Items listed in a dataset
>> Start

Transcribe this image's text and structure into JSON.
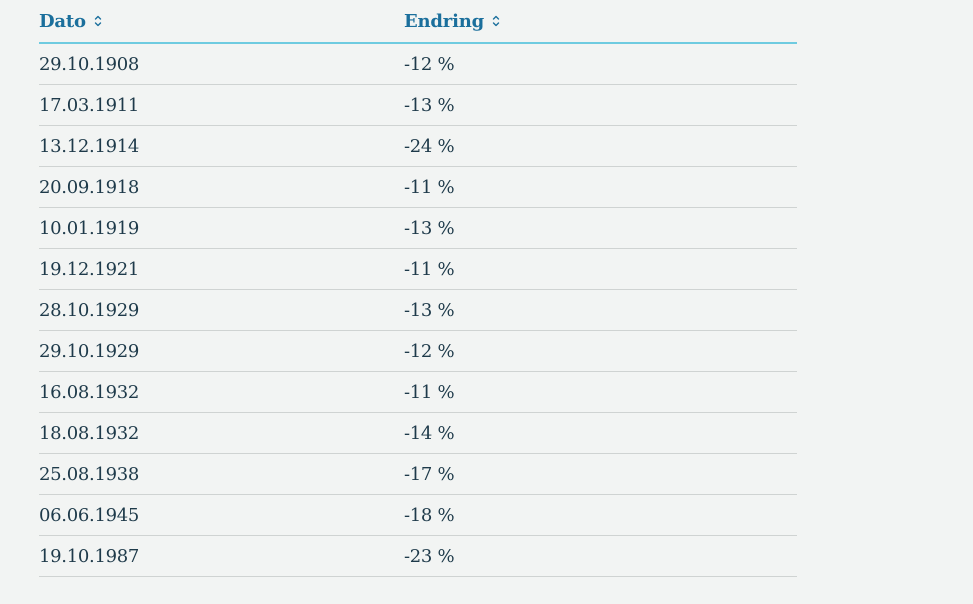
{
  "table": {
    "headers": [
      {
        "label": "Dato"
      },
      {
        "label": "Endring"
      }
    ],
    "rows": [
      {
        "date": "29.10.1908",
        "change": "-12 %"
      },
      {
        "date": "17.03.1911",
        "change": "-13 %"
      },
      {
        "date": "13.12.1914",
        "change": "-24 %"
      },
      {
        "date": "20.09.1918",
        "change": "-11 %"
      },
      {
        "date": "10.01.1919",
        "change": "-13 %"
      },
      {
        "date": "19.12.1921",
        "change": "-11 %"
      },
      {
        "date": "28.10.1929",
        "change": "-13 %"
      },
      {
        "date": "29.10.1929",
        "change": "-12 %"
      },
      {
        "date": "16.08.1932",
        "change": "-11 %"
      },
      {
        "date": "18.08.1932",
        "change": "-14 %"
      },
      {
        "date": "25.08.1938",
        "change": "-17 %"
      },
      {
        "date": "06.06.1945",
        "change": "-18 %"
      },
      {
        "date": "19.10.1987",
        "change": "-23 %"
      }
    ]
  },
  "icons": {
    "sort": "sort-updown-icon"
  },
  "colors": {
    "header_text": "#1b6f9c",
    "header_rule": "#6fcbe0",
    "body_text": "#1e3a4a",
    "row_rule": "#cfd3d2",
    "background": "#f2f4f3"
  }
}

>> End

EXERCISE DESCRIPTION:
Every entry must be reproduced exactly, with the images left out.

RESULT BELOW:
Transcribe this image's text and structure into JSON.
{
  "table": {
    "headers": [
      {
        "label": "Dato"
      },
      {
        "label": "Endring"
      }
    ],
    "rows": [
      {
        "date": "29.10.1908",
        "change": "-12 %"
      },
      {
        "date": "17.03.1911",
        "change": "-13 %"
      },
      {
        "date": "13.12.1914",
        "change": "-24 %"
      },
      {
        "date": "20.09.1918",
        "change": "-11 %"
      },
      {
        "date": "10.01.1919",
        "change": "-13 %"
      },
      {
        "date": "19.12.1921",
        "change": "-11 %"
      },
      {
        "date": "28.10.1929",
        "change": "-13 %"
      },
      {
        "date": "29.10.1929",
        "change": "-12 %"
      },
      {
        "date": "16.08.1932",
        "change": "-11 %"
      },
      {
        "date": "18.08.1932",
        "change": "-14 %"
      },
      {
        "date": "25.08.1938",
        "change": "-17 %"
      },
      {
        "date": "06.06.1945",
        "change": "-18 %"
      },
      {
        "date": "19.10.1987",
        "change": "-23 %"
      }
    ]
  },
  "icons": {
    "sort": "sort-updown-icon"
  },
  "colors": {
    "header_text": "#1b6f9c",
    "header_rule": "#6fcbe0",
    "body_text": "#1e3a4a",
    "row_rule": "#cfd3d2",
    "background": "#f2f4f3"
  }
}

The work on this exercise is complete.